• Written problem: Select lines where the word "have" appears.

• Listed entries:
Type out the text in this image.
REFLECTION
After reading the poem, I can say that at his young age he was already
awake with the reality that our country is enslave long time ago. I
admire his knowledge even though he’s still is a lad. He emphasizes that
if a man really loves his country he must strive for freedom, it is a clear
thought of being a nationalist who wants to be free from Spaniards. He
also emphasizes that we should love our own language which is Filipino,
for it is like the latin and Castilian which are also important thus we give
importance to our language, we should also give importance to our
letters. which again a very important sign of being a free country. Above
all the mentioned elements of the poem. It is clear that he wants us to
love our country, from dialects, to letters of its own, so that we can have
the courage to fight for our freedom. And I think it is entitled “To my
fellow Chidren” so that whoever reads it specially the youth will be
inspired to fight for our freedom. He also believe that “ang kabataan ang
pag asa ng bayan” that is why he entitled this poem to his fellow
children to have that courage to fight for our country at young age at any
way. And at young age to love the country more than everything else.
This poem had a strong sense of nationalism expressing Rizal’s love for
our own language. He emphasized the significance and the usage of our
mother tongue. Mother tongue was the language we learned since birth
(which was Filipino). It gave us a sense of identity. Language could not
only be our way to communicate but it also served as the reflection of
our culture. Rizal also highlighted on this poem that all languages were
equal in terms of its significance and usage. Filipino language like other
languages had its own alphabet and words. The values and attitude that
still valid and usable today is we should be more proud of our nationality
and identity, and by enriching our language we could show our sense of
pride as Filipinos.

• Solution to this task:
love our country, from dialects, to letters of its own, so that we can have
children to have that courage to fight for our country at young age at any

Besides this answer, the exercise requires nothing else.